Recorded data
%%

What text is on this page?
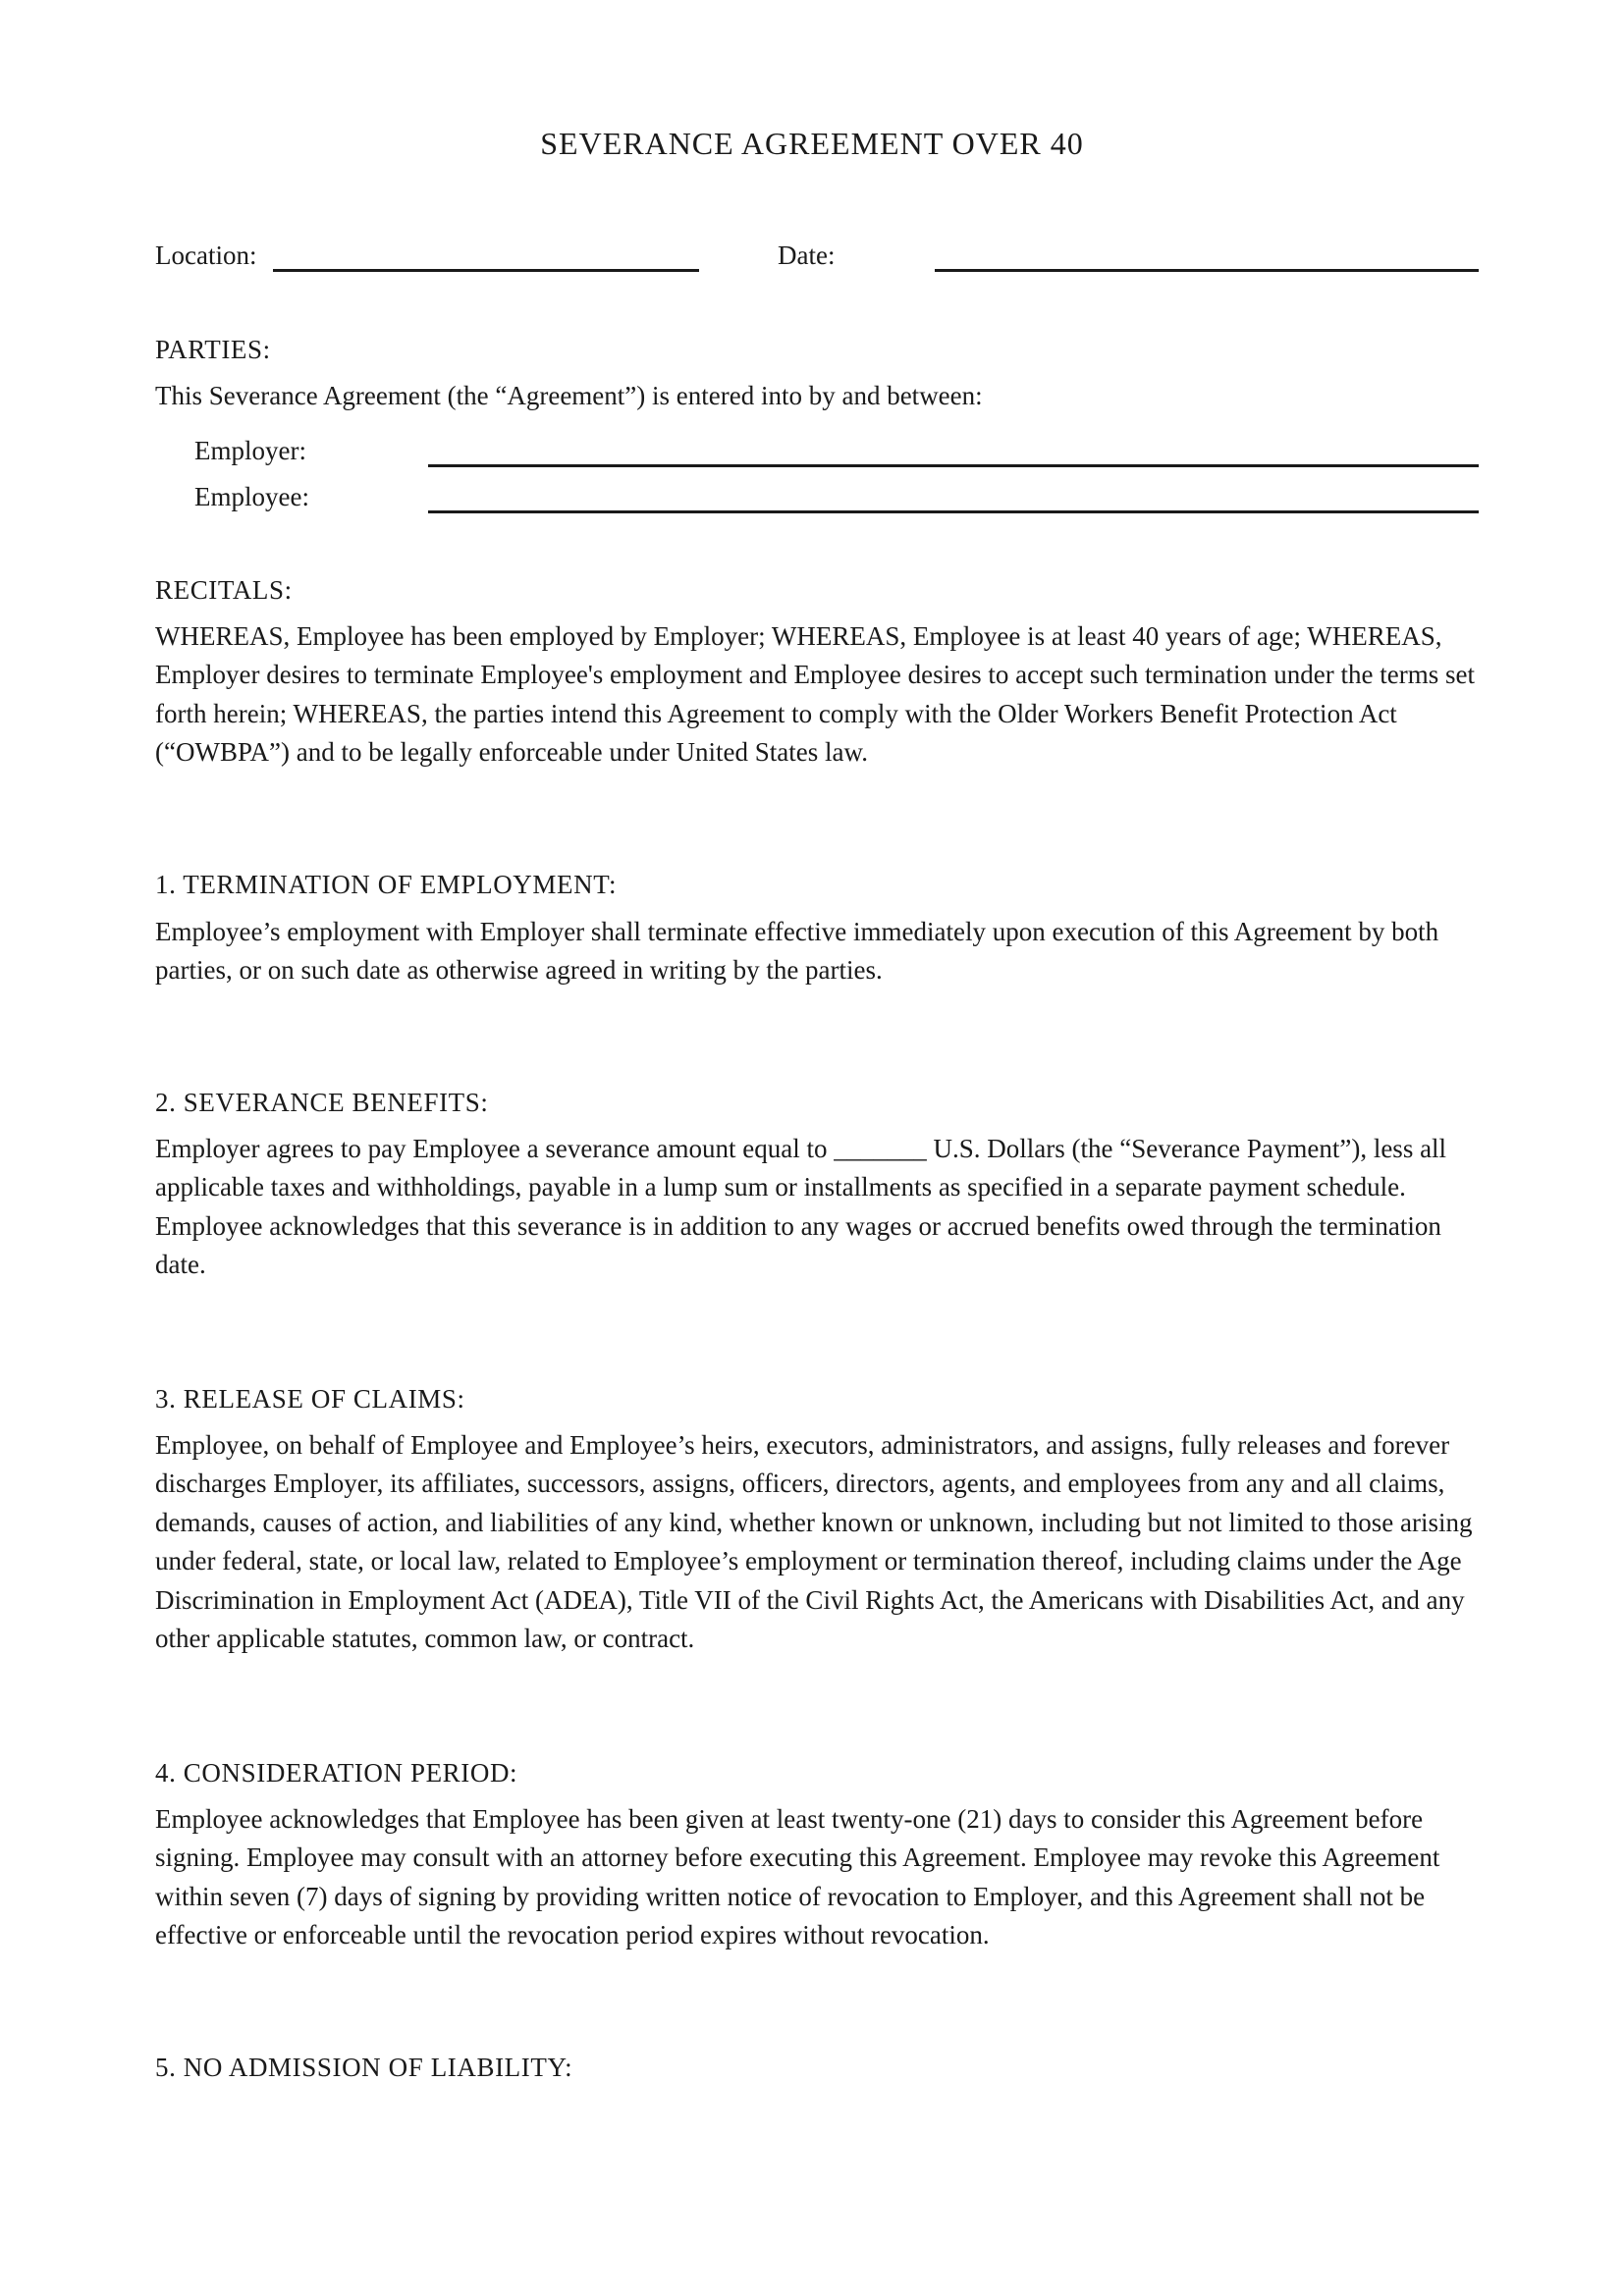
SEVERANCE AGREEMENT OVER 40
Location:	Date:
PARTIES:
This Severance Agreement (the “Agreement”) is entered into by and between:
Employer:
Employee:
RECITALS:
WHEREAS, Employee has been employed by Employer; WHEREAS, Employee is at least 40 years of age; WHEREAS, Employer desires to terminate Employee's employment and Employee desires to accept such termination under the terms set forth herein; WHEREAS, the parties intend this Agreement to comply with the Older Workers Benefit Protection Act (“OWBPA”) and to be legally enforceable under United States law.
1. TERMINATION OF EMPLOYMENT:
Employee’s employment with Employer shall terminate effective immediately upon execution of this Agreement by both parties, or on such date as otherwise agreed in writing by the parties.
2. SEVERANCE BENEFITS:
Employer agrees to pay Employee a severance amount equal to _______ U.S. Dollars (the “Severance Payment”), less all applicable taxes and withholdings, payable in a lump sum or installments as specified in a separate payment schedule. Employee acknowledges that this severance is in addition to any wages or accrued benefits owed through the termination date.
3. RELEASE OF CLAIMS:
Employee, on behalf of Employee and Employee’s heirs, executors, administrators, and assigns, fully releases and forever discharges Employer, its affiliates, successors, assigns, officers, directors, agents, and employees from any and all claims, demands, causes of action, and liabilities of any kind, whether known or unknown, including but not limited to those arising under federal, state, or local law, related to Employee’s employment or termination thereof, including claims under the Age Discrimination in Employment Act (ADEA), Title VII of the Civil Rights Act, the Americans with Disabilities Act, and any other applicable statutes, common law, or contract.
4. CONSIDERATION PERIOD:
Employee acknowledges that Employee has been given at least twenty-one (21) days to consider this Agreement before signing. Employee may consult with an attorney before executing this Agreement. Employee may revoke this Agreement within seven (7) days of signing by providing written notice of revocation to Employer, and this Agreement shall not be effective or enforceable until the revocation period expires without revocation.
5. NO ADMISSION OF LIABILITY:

%%

§ **PROBLEM TO WORK ON**: Skip the pictures and transcribe the rest of the records exactly.

§ **COMPLETED TASK**:
What text is on this page?
SEVERANCE AGREEMENT OVER 40
Location:	Date:
PARTIES:
This Severance Agreement (the “Agreement”) is entered into by and between:
Employer:
Employee:
RECITALS:
WHEREAS, Employee has been employed by Employer; WHEREAS, Employee is at least 40 years of age; WHEREAS, Employer desires to terminate Employee's employment and Employee desires to accept such termination under the terms set forth herein; WHEREAS, the parties intend this Agreement to comply with the Older Workers Benefit Protection Act (“OWBPA”) and to be legally enforceable under United States law.
1. TERMINATION OF EMPLOYMENT:
Employee’s employment with Employer shall terminate effective immediately upon execution of this Agreement by both parties, or on such date as otherwise agreed in writing by the parties.
2. SEVERANCE BENEFITS:
Employer agrees to pay Employee a severance amount equal to _______ U.S. Dollars (the “Severance Payment”), less all applicable taxes and withholdings, payable in a lump sum or installments as specified in a separate payment schedule. Employee acknowledges that this severance is in addition to any wages or accrued benefits owed through the termination date.
3. RELEASE OF CLAIMS:
Employee, on behalf of Employee and Employee’s heirs, executors, administrators, and assigns, fully releases and forever discharges Employer, its affiliates, successors, assigns, officers, directors, agents, and employees from any and all claims, demands, causes of action, and liabilities of any kind, whether known or unknown, including but not limited to those arising under federal, state, or local law, related to Employee’s employment or termination thereof, including claims under the Age Discrimination in Employment Act (ADEA), Title VII of the Civil Rights Act, the Americans with Disabilities Act, and any other applicable statutes, common law, or contract.
4. CONSIDERATION PERIOD:
Employee acknowledges that Employee has been given at least twenty-one (21) days to consider this Agreement before signing. Employee may consult with an attorney before executing this Agreement. Employee may revoke this Agreement within seven (7) days of signing by providing written notice of revocation to Employer, and this Agreement shall not be effective or enforceable until the revocation period expires without revocation.
5. NO ADMISSION OF LIABILITY:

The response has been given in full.